| THE REQUEST |
The listing below must be repeated word for word, with its images excluded.

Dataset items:
## Start

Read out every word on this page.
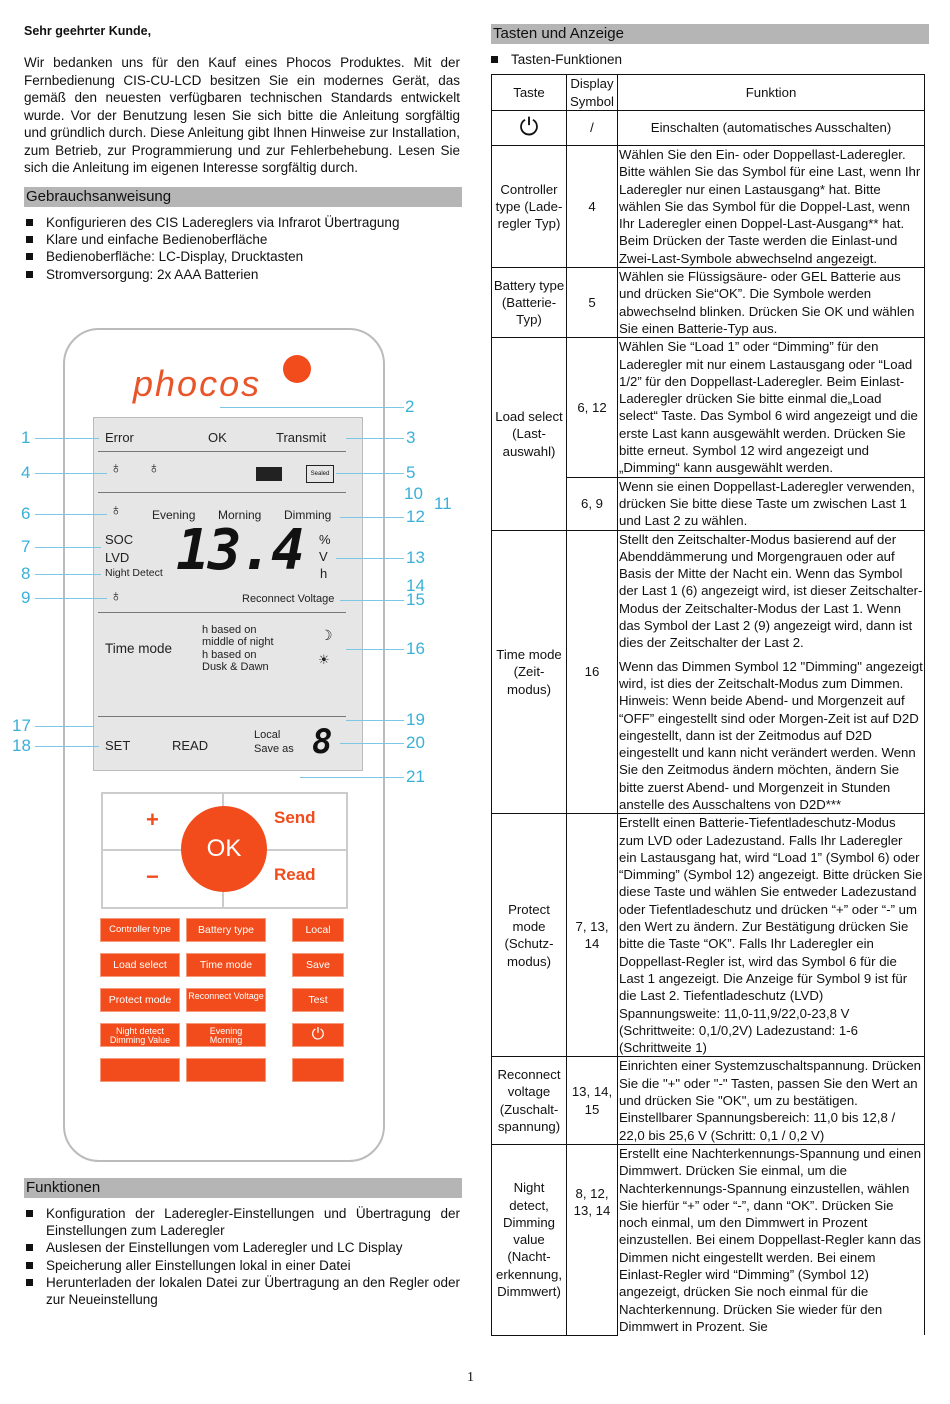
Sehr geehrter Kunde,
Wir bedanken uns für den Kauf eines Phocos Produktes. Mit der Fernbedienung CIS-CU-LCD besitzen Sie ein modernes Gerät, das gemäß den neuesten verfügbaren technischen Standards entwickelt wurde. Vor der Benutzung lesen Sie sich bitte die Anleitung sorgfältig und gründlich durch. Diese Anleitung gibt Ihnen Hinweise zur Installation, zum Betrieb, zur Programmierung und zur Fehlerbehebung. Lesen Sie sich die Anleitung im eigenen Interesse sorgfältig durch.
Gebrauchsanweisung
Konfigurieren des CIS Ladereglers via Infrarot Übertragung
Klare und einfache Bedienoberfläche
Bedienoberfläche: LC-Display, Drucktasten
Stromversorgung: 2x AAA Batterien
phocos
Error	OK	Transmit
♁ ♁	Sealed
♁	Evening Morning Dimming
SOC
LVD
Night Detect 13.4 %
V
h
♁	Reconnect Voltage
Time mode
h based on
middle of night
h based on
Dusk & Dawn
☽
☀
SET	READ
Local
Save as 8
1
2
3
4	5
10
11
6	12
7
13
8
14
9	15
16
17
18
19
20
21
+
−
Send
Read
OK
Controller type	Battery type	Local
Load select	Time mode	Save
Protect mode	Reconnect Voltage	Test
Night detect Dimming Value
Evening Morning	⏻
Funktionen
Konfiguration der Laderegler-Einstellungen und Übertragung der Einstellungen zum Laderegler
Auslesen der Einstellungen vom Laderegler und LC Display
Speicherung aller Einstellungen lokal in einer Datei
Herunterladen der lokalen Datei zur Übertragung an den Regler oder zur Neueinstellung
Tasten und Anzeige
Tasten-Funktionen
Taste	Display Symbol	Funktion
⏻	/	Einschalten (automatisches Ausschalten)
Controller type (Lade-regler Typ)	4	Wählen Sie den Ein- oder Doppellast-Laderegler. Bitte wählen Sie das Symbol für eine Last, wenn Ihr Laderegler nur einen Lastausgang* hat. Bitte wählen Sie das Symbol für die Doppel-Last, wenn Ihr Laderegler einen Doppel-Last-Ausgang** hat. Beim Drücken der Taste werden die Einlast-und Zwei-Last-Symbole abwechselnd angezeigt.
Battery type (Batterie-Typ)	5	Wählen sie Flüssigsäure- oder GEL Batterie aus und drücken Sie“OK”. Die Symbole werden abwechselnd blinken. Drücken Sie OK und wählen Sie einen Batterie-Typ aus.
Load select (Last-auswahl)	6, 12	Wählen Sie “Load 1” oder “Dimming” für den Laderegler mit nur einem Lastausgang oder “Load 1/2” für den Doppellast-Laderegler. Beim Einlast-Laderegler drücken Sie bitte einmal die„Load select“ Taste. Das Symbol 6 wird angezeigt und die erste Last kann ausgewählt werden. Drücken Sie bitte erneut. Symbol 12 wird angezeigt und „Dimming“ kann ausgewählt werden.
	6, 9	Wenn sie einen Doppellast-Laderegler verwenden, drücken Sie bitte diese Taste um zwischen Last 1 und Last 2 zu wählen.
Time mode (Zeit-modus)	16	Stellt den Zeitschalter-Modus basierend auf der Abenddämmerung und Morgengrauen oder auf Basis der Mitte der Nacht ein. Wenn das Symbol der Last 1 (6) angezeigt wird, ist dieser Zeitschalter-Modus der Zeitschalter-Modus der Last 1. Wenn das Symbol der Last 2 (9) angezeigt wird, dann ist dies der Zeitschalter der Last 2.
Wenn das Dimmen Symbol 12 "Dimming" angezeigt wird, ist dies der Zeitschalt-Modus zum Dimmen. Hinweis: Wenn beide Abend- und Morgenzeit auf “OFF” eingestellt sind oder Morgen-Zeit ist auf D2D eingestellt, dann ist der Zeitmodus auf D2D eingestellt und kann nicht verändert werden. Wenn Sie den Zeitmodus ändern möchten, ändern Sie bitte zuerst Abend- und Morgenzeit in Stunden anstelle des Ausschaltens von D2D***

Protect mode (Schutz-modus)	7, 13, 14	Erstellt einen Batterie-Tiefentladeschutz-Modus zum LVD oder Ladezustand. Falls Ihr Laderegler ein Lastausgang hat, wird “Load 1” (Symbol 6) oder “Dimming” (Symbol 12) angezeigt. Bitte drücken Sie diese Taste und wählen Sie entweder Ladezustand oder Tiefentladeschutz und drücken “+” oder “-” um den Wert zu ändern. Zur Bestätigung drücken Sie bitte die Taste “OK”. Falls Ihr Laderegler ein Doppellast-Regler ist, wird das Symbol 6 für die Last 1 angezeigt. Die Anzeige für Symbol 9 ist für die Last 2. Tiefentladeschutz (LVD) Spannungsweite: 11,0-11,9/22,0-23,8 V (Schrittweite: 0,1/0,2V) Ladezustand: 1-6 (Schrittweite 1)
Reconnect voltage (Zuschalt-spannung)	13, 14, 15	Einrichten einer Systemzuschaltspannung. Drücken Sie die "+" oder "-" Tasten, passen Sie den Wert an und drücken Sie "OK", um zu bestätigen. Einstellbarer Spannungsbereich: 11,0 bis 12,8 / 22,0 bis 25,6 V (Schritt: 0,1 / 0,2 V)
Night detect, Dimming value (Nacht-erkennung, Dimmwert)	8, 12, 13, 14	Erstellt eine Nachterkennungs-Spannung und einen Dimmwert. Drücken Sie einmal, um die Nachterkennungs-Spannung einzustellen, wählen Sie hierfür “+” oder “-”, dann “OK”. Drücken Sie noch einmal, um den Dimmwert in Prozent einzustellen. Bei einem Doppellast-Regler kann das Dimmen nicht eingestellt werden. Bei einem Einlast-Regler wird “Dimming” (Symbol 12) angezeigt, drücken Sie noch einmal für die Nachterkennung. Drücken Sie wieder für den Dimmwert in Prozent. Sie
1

## End

| RESPONSE TO THIS TASK |
Read out every word on this page.
Sehr geehrter Kunde,
Wir bedanken uns für den Kauf eines Phocos Produktes. Mit der Fernbedienung CIS-CU-LCD besitzen Sie ein modernes Gerät, das gemäß den neuesten verfügbaren technischen Standards entwickelt wurde. Vor der Benutzung lesen Sie sich bitte die Anleitung sorgfältig und gründlich durch. Diese Anleitung gibt Ihnen Hinweise zur Installation, zum Betrieb, zur Programmierung und zur Fehlerbehebung. Lesen Sie sich die Anleitung im eigenen Interesse sorgfältig durch.
Gebrauchsanweisung
Konfigurieren des CIS Ladereglers via Infrarot Übertragung
Klare und einfache Bedienoberfläche
Bedienoberfläche: LC-Display, Drucktasten
Stromversorgung: 2x AAA Batterien
phocos
Error	OK	Transmit
♁ ♁	Sealed
♁	Evening Morning Dimming
SOC
LVD
Night Detect 13.4 %
V
h
♁	Reconnect Voltage
Time mode
h based on
middle of night
h based on
Dusk & Dawn
☽
☀
SET	READ
Local
Save as 8
1
2
3
4	5
10
11
6	12
7
13
8
14
9	15
16
17
18
19
20
21
+
−
Send
Read
OK
Controller type	Battery type	Local
Load select	Time mode	Save
Protect mode	Reconnect Voltage	Test
Night detect Dimming Value
Evening Morning	⏻
Funktionen
Konfiguration der Laderegler-Einstellungen und Übertragung der Einstellungen zum Laderegler
Auslesen der Einstellungen vom Laderegler und LC Display
Speicherung aller Einstellungen lokal in einer Datei
Herunterladen der lokalen Datei zur Übertragung an den Regler oder zur Neueinstellung
Tasten und Anzeige
Tasten-Funktionen
Taste	Display Symbol	Funktion
⏻	/	Einschalten (automatisches Ausschalten)
Controller type (Lade-regler Typ)	4	Wählen Sie den Ein- oder Doppellast-Laderegler. Bitte wählen Sie das Symbol für eine Last, wenn Ihr Laderegler nur einen Lastausgang* hat. Bitte wählen Sie das Symbol für die Doppel-Last, wenn Ihr Laderegler einen Doppel-Last-Ausgang** hat. Beim Drücken der Taste werden die Einlast-und Zwei-Last-Symbole abwechselnd angezeigt.
Battery type (Batterie-Typ)	5	Wählen sie Flüssigsäure- oder GEL Batterie aus und drücken Sie“OK”. Die Symbole werden abwechselnd blinken. Drücken Sie OK und wählen Sie einen Batterie-Typ aus.
Load select (Last-auswahl)	6, 12	Wählen Sie “Load 1” oder “Dimming” für den Laderegler mit nur einem Lastausgang oder “Load 1/2” für den Doppellast-Laderegler. Beim Einlast-Laderegler drücken Sie bitte einmal die„Load select“ Taste. Das Symbol 6 wird angezeigt und die erste Last kann ausgewählt werden. Drücken Sie bitte erneut. Symbol 12 wird angezeigt und „Dimming“ kann ausgewählt werden.
	6, 9	Wenn sie einen Doppellast-Laderegler verwenden, drücken Sie bitte diese Taste um zwischen Last 1 und Last 2 zu wählen.
Time mode (Zeit-modus)	16	Stellt den Zeitschalter-Modus basierend auf der Abenddämmerung und Morgengrauen oder auf Basis der Mitte der Nacht ein. Wenn das Symbol der Last 1 (6) angezeigt wird, ist dieser Zeitschalter-Modus der Zeitschalter-Modus der Last 1. Wenn das Symbol der Last 2 (9) angezeigt wird, dann ist dies der Zeitschalter der Last 2.
Wenn das Dimmen Symbol 12 "Dimming" angezeigt wird, ist dies der Zeitschalt-Modus zum Dimmen. Hinweis: Wenn beide Abend- und Morgenzeit auf “OFF” eingestellt sind oder Morgen-Zeit ist auf D2D eingestellt, dann ist der Zeitmodus auf D2D eingestellt und kann nicht verändert werden. Wenn Sie den Zeitmodus ändern möchten, ändern Sie bitte zuerst Abend- und Morgenzeit in Stunden anstelle des Ausschaltens von D2D***

Protect mode (Schutz-modus)	7, 13, 14	Erstellt einen Batterie-Tiefentladeschutz-Modus zum LVD oder Ladezustand. Falls Ihr Laderegler ein Lastausgang hat, wird “Load 1” (Symbol 6) oder “Dimming” (Symbol 12) angezeigt. Bitte drücken Sie diese Taste und wählen Sie entweder Ladezustand oder Tiefentladeschutz und drücken “+” oder “-” um den Wert zu ändern. Zur Bestätigung drücken Sie bitte die Taste “OK”. Falls Ihr Laderegler ein Doppellast-Regler ist, wird das Symbol 6 für die Last 1 angezeigt. Die Anzeige für Symbol 9 ist für die Last 2. Tiefentladeschutz (LVD) Spannungsweite: 11,0-11,9/22,0-23,8 V (Schrittweite: 0,1/0,2V) Ladezustand: 1-6 (Schrittweite 1)
Reconnect voltage (Zuschalt-spannung)	13, 14, 15	Einrichten einer Systemzuschaltspannung. Drücken Sie die "+" oder "-" Tasten, passen Sie den Wert an und drücken Sie "OK", um zu bestätigen. Einstellbarer Spannungsbereich: 11,0 bis 12,8 / 22,0 bis 25,6 V (Schritt: 0,1 / 0,2 V)
Night detect, Dimming value (Nacht-erkennung, Dimmwert)	8, 12, 13, 14	Erstellt eine Nachterkennungs-Spannung und einen Dimmwert. Drücken Sie einmal, um die Nachterkennungs-Spannung einzustellen, wählen Sie hierfür “+” oder “-”, dann “OK”. Drücken Sie noch einmal, um den Dimmwert in Prozent einzustellen. Bei einem Doppellast-Regler kann das Dimmen nicht eingestellt werden. Bei einem Einlast-Regler wird “Dimming” (Symbol 12) angezeigt, drücken Sie noch einmal für die Nachterkennung. Drücken Sie wieder für den Dimmwert in Prozent. Sie
1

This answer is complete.